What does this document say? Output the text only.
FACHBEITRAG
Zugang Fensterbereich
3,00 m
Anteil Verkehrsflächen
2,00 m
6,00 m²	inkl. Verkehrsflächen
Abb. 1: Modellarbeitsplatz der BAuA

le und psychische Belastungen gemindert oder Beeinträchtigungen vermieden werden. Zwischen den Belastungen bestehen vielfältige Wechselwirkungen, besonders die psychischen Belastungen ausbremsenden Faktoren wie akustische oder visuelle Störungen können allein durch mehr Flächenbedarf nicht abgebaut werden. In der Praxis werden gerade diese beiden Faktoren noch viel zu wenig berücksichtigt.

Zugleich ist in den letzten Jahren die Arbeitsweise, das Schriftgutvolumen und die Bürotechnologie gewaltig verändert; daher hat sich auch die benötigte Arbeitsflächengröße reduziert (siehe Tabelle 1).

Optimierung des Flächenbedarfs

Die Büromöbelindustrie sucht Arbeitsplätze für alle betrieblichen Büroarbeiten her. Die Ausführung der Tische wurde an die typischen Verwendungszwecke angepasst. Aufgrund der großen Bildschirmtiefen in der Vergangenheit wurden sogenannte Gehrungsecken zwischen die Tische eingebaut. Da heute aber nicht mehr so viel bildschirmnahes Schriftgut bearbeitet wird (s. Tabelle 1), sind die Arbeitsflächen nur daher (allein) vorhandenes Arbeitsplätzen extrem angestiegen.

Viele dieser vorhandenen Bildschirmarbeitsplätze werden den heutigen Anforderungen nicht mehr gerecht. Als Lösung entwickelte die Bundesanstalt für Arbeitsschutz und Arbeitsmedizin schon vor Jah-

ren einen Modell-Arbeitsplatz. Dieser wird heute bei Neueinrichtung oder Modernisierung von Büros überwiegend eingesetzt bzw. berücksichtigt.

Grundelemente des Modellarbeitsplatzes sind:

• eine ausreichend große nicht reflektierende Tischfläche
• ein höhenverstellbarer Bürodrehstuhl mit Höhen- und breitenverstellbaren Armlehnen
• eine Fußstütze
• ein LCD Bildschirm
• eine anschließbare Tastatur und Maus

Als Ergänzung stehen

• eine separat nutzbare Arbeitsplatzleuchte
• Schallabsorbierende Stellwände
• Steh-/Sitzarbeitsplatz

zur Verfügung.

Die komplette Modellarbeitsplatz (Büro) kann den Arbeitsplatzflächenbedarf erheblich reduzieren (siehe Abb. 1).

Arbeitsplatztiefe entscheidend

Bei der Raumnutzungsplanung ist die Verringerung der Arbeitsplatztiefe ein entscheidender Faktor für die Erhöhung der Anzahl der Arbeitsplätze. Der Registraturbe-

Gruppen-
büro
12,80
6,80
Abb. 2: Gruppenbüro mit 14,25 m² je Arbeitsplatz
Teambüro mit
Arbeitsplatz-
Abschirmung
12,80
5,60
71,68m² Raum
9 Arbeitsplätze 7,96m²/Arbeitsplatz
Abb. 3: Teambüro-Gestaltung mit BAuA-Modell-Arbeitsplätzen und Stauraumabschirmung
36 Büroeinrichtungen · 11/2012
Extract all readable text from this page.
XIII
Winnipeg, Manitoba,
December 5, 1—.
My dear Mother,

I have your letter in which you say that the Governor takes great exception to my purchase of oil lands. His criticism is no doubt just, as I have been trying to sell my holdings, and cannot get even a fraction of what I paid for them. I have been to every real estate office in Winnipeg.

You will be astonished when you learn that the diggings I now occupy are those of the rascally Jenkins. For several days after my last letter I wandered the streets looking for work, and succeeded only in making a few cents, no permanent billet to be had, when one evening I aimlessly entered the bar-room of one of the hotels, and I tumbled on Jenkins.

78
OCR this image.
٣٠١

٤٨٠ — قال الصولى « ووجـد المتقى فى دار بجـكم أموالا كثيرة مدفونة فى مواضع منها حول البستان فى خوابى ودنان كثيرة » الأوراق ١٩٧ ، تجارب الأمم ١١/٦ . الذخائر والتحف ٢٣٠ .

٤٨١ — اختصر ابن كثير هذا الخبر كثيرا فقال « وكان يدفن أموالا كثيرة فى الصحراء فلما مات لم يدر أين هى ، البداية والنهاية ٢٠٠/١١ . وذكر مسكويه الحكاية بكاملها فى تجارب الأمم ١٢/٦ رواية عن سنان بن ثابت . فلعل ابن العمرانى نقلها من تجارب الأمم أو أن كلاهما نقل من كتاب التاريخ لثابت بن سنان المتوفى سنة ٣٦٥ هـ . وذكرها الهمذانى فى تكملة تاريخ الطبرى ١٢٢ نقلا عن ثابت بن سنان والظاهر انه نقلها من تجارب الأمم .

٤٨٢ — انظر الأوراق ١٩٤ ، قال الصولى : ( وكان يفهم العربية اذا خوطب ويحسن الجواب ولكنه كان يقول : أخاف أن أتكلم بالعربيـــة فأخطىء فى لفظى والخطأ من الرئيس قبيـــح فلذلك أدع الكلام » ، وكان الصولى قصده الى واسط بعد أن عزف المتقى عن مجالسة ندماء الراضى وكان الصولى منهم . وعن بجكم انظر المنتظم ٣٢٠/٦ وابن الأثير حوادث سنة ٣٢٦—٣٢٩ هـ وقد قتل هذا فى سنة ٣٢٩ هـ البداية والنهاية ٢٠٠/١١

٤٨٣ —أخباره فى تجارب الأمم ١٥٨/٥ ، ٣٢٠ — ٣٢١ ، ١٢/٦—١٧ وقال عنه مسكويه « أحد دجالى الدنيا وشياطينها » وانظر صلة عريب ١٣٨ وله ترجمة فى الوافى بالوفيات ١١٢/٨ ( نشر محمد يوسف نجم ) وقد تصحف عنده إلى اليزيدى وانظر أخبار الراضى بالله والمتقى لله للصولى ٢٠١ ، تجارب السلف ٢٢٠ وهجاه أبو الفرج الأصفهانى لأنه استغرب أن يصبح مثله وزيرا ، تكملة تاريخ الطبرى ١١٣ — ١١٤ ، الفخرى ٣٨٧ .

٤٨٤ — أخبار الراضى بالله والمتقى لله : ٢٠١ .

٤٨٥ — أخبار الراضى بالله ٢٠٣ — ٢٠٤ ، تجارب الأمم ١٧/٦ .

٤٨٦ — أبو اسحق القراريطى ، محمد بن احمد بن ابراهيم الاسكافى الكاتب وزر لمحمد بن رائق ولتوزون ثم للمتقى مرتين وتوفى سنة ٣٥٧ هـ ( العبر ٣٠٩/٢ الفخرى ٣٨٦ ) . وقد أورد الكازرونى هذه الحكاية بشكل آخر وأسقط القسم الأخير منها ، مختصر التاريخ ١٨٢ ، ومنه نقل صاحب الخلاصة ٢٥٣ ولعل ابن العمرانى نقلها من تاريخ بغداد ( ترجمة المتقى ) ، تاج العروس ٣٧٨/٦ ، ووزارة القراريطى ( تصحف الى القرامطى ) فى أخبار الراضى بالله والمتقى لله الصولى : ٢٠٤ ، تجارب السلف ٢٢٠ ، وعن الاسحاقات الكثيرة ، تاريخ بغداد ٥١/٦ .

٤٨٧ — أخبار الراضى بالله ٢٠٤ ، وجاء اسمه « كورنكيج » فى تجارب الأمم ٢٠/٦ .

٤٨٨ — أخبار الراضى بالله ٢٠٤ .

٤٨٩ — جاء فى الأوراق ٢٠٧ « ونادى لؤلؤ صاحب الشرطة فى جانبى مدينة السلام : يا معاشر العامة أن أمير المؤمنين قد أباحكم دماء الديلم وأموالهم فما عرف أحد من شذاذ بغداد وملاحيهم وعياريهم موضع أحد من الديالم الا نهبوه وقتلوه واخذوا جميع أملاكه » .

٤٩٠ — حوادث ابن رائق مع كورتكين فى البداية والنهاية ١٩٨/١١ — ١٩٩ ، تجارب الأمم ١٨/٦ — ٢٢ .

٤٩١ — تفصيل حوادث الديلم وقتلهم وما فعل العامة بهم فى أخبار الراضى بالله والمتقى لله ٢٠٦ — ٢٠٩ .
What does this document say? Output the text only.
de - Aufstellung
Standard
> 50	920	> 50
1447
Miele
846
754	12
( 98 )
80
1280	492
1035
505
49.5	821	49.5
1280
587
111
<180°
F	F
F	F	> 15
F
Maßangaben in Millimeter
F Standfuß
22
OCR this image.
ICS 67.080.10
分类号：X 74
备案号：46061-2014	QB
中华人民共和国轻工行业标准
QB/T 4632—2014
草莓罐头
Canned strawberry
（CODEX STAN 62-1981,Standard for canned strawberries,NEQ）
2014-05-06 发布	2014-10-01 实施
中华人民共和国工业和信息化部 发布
|---|
• _PROBLEM TO SOLVE_: From the listing above, copy all lines holding the word "Verkehrsflächen".

• _THE ANSWER_:
Anteil Verkehrsflächen
6,00 m²	inkl. Verkehrsflächen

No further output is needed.